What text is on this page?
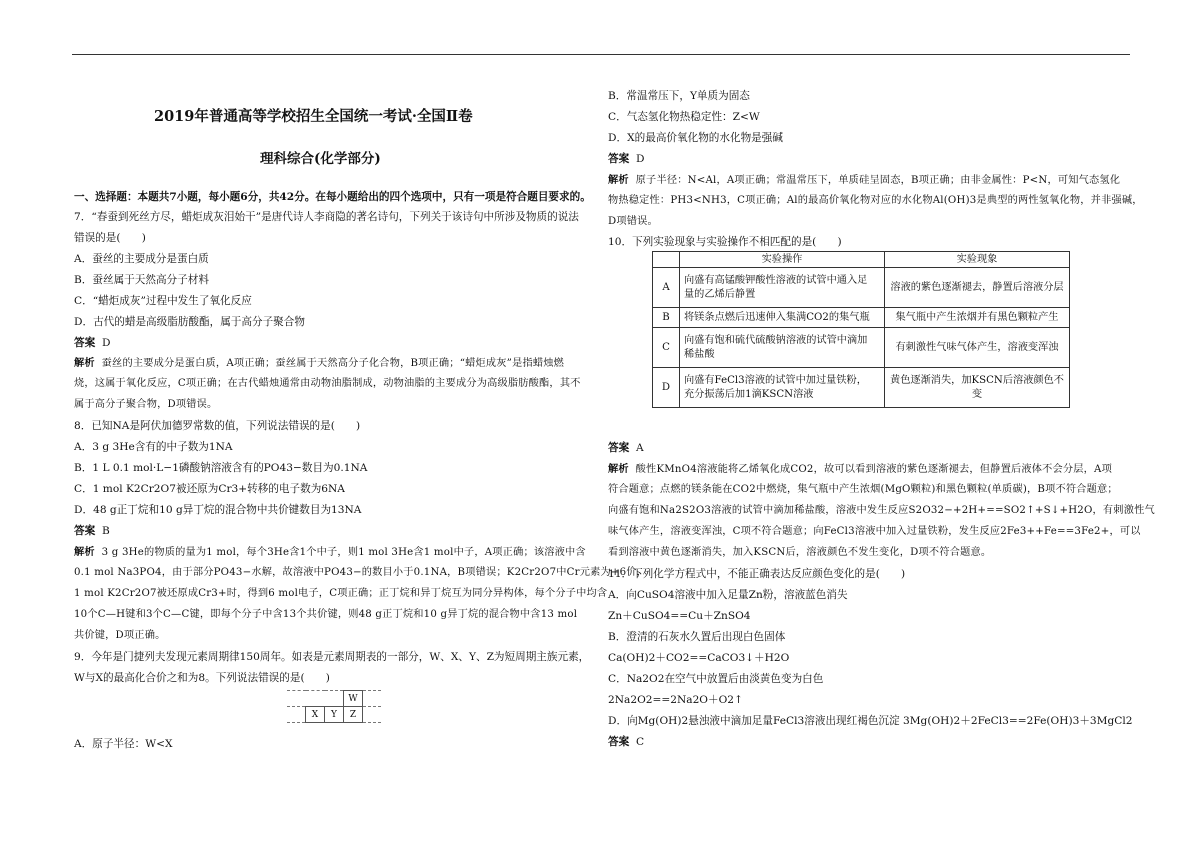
2019年普通高等学校招生全国统一考试·全国Ⅱ卷
理科综合(化学部分)
一、选择题：本题共7小题，每小题6分，共42分。在每小题给出的四个选项中，只有一项是符合题目要求的。
7．“春蚕到死丝方尽，蜡炬成灰泪始干”是唐代诗人李商隐的著名诗句，下列关于该诗句中所涉及物质的说法
错误的是(　　)
A．蚕丝的主要成分是蛋白质
B．蚕丝属于天然高分子材料
C．“蜡炬成灰”过程中发生了氧化反应
D．古代的蜡是高级脂肪酸酯，属于高分子聚合物
答案 D
解析 蚕丝的主要成分是蛋白质，A项正确；蚕丝属于天然高分子化合物，B项正确；“蜡炬成灰”是指蜡烛燃
烧，这属于氧化反应，C项正确；在古代蜡烛通常由动物油脂制成，动物油脂的主要成分为高级脂肪酸酯，其不
属于高分子聚合物，D项错误。
8．已知NA是阿伏加德罗常数的值，下列说法错误的是(　　)
A．3 g 3He含有的中子数为1NA
B．1 L 0.1 mol·L−1磷酸钠溶液含有的PO43−数目为0.1NA
C．1 mol K2Cr2O7被还原为Cr3+转移的电子数为6NA
D．48 g正丁烷和10 g异丁烷的混合物中共价键数目为13NA
答案 B
解析 3 g 3He的物质的量为1 mol，每个3He含1个中子，则1 mol 3He含1 mol中子，A项正确；该溶液中含
0.1 mol Na3PO4，由于部分PO43−水解，故溶液中PO43−的数目小于0.1NA，B项错误；K2Cr2O7中Cr元素为+6价，
1 mol K2Cr2O7被还原成Cr3+时，得到6 mol电子，C项正确；正丁烷和异丁烷互为同分异构体，每个分子中均含
10个C—H键和3个C—C键，即每个分子中含13个共价键，则48 g正丁烷和10 g异丁烷的混合物中含13 mol
共价键，D项正确。
9．今年是门捷列夫发现元素周期律150周年。如表是元素周期表的一部分，W、X、Y、Z为短周期主族元素，
W与X的最高化合价之和为8。下列说法错误的是(　　)
			W	
	X	Y	Z	
A．原子半径：W<X
B．常温常压下，Y单质为固态
C．气态氢化物热稳定性：Z<W
D．X的最高价氧化物的水化物是强碱
答案 D
解析 原子半径：N<Al，A项正确；常温常压下，单质硅呈固态，B项正确；由非金属性：P<N，可知气态氢化
物热稳定性：PH3<NH3，C项正确；Al的最高价氧化物对应的水化物Al(OH)3是典型的两性氢氧化物，并非强碱，
D项错误。
10．下列实验现象与实验操作不相匹配的是(　　)
	实验操作	实验现象
A	向盛有高锰酸钾酸性溶液的试管中通入足
量的乙烯后静置	溶液的紫色逐渐褪去，静置后溶液分层
B	将镁条点燃后迅速伸入集满CO2的集气瓶	集气瓶中产生浓烟并有黑色颗粒产生
C	向盛有饱和硫代硫酸钠溶液的试管中滴加
稀盐酸	有刺激性气味气体产生，溶液变浑浊
D	向盛有FeCl3溶液的试管中加过量铁粉，
充分振荡后加1滴KSCN溶液	黄色逐渐消失，加KSCN后溶液颜色不变
答案 A
解析 酸性KMnO4溶液能将乙烯氧化成CO2，故可以看到溶液的紫色逐渐褪去，但静置后液体不会分层，A项
符合题意；点燃的镁条能在CO2中燃烧，集气瓶中产生浓烟(MgO颗粒)和黑色颗粒(单质碳)，B项不符合题意；
向盛有饱和Na2S2O3溶液的试管中滴加稀盐酸，溶液中发生反应S2O32−+2H+==SO2↑+S↓+H2O，有刺激性气
味气体产生，溶液变浑浊，C项不符合题意；向FeCl3溶液中加入过量铁粉，发生反应2Fe3++Fe==3Fe2+，可以
看到溶液中黄色逐渐消失，加入KSCN后，溶液颜色不发生变化，D项不符合题意。
11．下列化学方程式中，不能正确表达反应颜色变化的是(　　)
A．向CuSO4溶液中加入足量Zn粉，溶液蓝色消失
Zn＋CuSO4==Cu＋ZnSO4
B．澄清的石灰水久置后出现白色固体
Ca(OH)2＋CO2==CaCO3↓＋H2O
C．Na2O2在空气中放置后由淡黄色变为白色
2Na2O2==2Na2O＋O2↑
D．向Mg(OH)2悬浊液中滴加足量FeCl3溶液出现红褐色沉淀 3Mg(OH)2＋2FeCl3==2Fe(OH)3＋3MgCl2
答案 C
☆ ☆ ☆ ☆ ☆
Task requirements: Copy out all lines from the material above that contain the string "溶液变浑浊".

Worked answer:
稀盐酸	有刺激性气味气体产生，溶液变浑浊
味气体产生，溶液变浑浊，C项不符合题意；向FeCl3溶液中加入过量铁粉，发生反应2Fe3++Fe==3Fe2+，可以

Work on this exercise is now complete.